■ **TASK OBJECTIVE**: Copy the data exactly; pictures stay out of the copy.

(Stored entries)
....

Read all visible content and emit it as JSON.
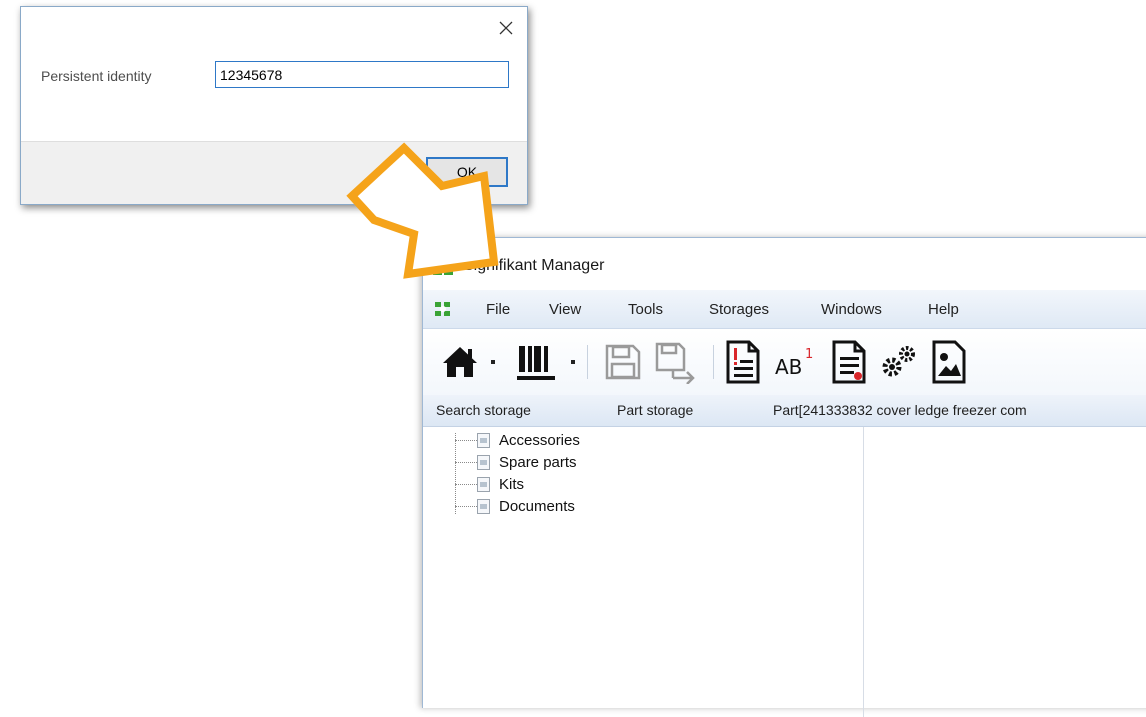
{
  "dialog": {
    "label": "Persistent identity",
    "input_value": "12345678",
    "ok_label": "OK"
  },
  "app": {
    "title": "Signifikant Manager",
    "menu": [
      "File",
      "View",
      "Tools",
      "Storages",
      "Windows",
      "Help"
    ],
    "toolbar_icons": [
      "home-icon",
      "barcode-icon",
      "save-icon",
      "save-as-icon",
      "document-alert-icon",
      "superscript-text-icon",
      "document-edit-icon",
      "settings-gears-icon",
      "image-icon"
    ],
    "breadcrumbs": [
      "Search storage",
      "Part storage",
      "Part[241333832 cover ledge freezer com"
    ],
    "tree": [
      "Accessories",
      "Spare parts",
      "Kits",
      "Documents"
    ]
  },
  "colors": {
    "accent": "#2e78c7",
    "arrow": "#f5a31a",
    "logo_green": "#3aa335"
  }
}
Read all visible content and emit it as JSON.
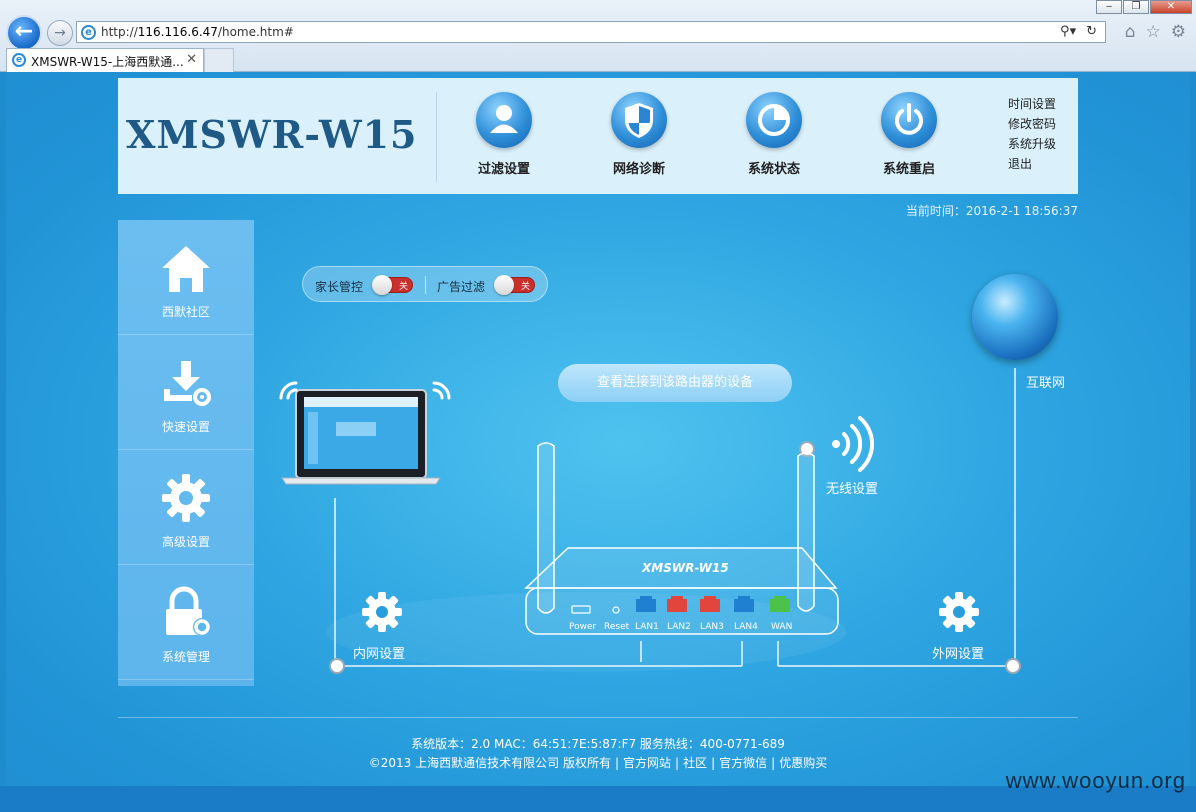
{
  "browser": {
    "url_prefix": "http://",
    "url_host": "116.116.6.47",
    "url_path": "/home.htm#",
    "tab_title": "XMSWR-W15-上海西默通...",
    "tab_close": "✕",
    "window_buttons": [
      "‒",
      "❐",
      "✕"
    ]
  },
  "header": {
    "logo": "XMSWR-W15",
    "nav": [
      {
        "label": "过滤设置"
      },
      {
        "label": "网络诊断"
      },
      {
        "label": "系统状态"
      },
      {
        "label": "系统重启"
      }
    ],
    "links": [
      "时间设置",
      "修改密码",
      "系统升级",
      "退出"
    ]
  },
  "current_time": "当前时间：2016-2-1 18:56:37",
  "sidebar": {
    "items": [
      {
        "label": "西默社区"
      },
      {
        "label": "快速设置"
      },
      {
        "label": "高级设置"
      },
      {
        "label": "系统管理"
      }
    ]
  },
  "toggles": {
    "parental": {
      "label": "家长管控",
      "state": "关"
    },
    "adfilter": {
      "label": "广告过滤",
      "state": "关"
    }
  },
  "view_devices": "查看连接到该路由器的设备",
  "diagram": {
    "internet": "互联网",
    "wireless": "无线设置",
    "lan": "内网设置",
    "wan": "外网设置",
    "router_model": "XMSWR-W15",
    "ports": [
      "Power",
      "Reset",
      "LAN1",
      "LAN2",
      "LAN3",
      "LAN4",
      "WAN"
    ],
    "port_colors": {
      "lan1": "#1f7fd1",
      "lan2": "#e0463b",
      "lan3": "#e0463b",
      "lan4": "#1f7fd1",
      "wan": "#4cc24a"
    }
  },
  "footer": {
    "line1": "系统版本：2.0 MAC：64:51:7E:5:87:F7 服务热线：400-0771-689",
    "copyright": "©2013 上海西默通信技术有限公司 版权所有",
    "links": [
      "官方网站",
      "社区",
      "官方微信",
      "优惠购买"
    ]
  },
  "watermark": "www.wooyun.org"
}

....

■ **EXERCISE OUTPUT**:
Read all visible content and emit it as JSON.
{
  "dialog": {
    "label": "Persistent identity",
    "input_value": "12345678",
    "ok_label": "OK"
  },
  "app": {
    "title": "Signifikant Manager",
    "menu": [
      "File",
      "View",
      "Tools",
      "Storages",
      "Windows",
      "Help"
    ],
    "toolbar_icons": [
      "home-icon",
      "barcode-icon",
      "save-icon",
      "save-as-icon",
      "document-alert-icon",
      "superscript-text-icon",
      "document-edit-icon",
      "settings-gears-icon",
      "image-icon"
    ],
    "breadcrumbs": [
      "Search storage",
      "Part storage",
      "Part[241333832 cover ledge freezer com"
    ],
    "tree": [
      "Accessories",
      "Spare parts",
      "Kits",
      "Documents"
    ]
  },
  "colors": {
    "accent": "#2e78c7",
    "arrow": "#f5a31a",
    "logo_green": "#3aa335"
  }
}
Read all visible content and emit it as JSON.
{
  "browser": {
    "url_prefix": "http://",
    "url_host": "116.116.6.47",
    "url_path": "/home.htm#",
    "tab_title": "XMSWR-W15-上海西默通...",
    "tab_close": "✕",
    "window_buttons": [
      "‒",
      "❐",
      "✕"
    ]
  },
  "header": {
    "logo": "XMSWR-W15",
    "nav": [
      {
        "label": "过滤设置"
      },
      {
        "label": "网络诊断"
      },
      {
        "label": "系统状态"
      },
      {
        "label": "系统重启"
      }
    ],
    "links": [
      "时间设置",
      "修改密码",
      "系统升级",
      "退出"
    ]
  },
  "current_time": "当前时间：2016-2-1 18:56:37",
  "sidebar": {
    "items": [
      {
        "label": "西默社区"
      },
      {
        "label": "快速设置"
      },
      {
        "label": "高级设置"
      },
      {
        "label": "系统管理"
      }
    ]
  },
  "toggles": {
    "parental": {
      "label": "家长管控",
      "state": "关"
    },
    "adfilter": {
      "label": "广告过滤",
      "state": "关"
    }
  },
  "view_devices": "查看连接到该路由器的设备",
  "diagram": {
    "internet": "互联网",
    "wireless": "无线设置",
    "lan": "内网设置",
    "wan": "外网设置",
    "router_model": "XMSWR-W15",
    "ports": [
      "Power",
      "Reset",
      "LAN1",
      "LAN2",
      "LAN3",
      "LAN4",
      "WAN"
    ],
    "port_colors": {
      "lan1": "#1f7fd1",
      "lan2": "#e0463b",
      "lan3": "#e0463b",
      "lan4": "#1f7fd1",
      "wan": "#4cc24a"
    }
  },
  "footer": {
    "line1": "系统版本：2.0 MAC：64:51:7E:5:87:F7 服务热线：400-0771-689",
    "copyright": "©2013 上海西默通信技术有限公司 版权所有",
    "links": [
      "官方网站",
      "社区",
      "官方微信",
      "优惠购买"
    ]
  },
  "watermark": "www.wooyun.org"
}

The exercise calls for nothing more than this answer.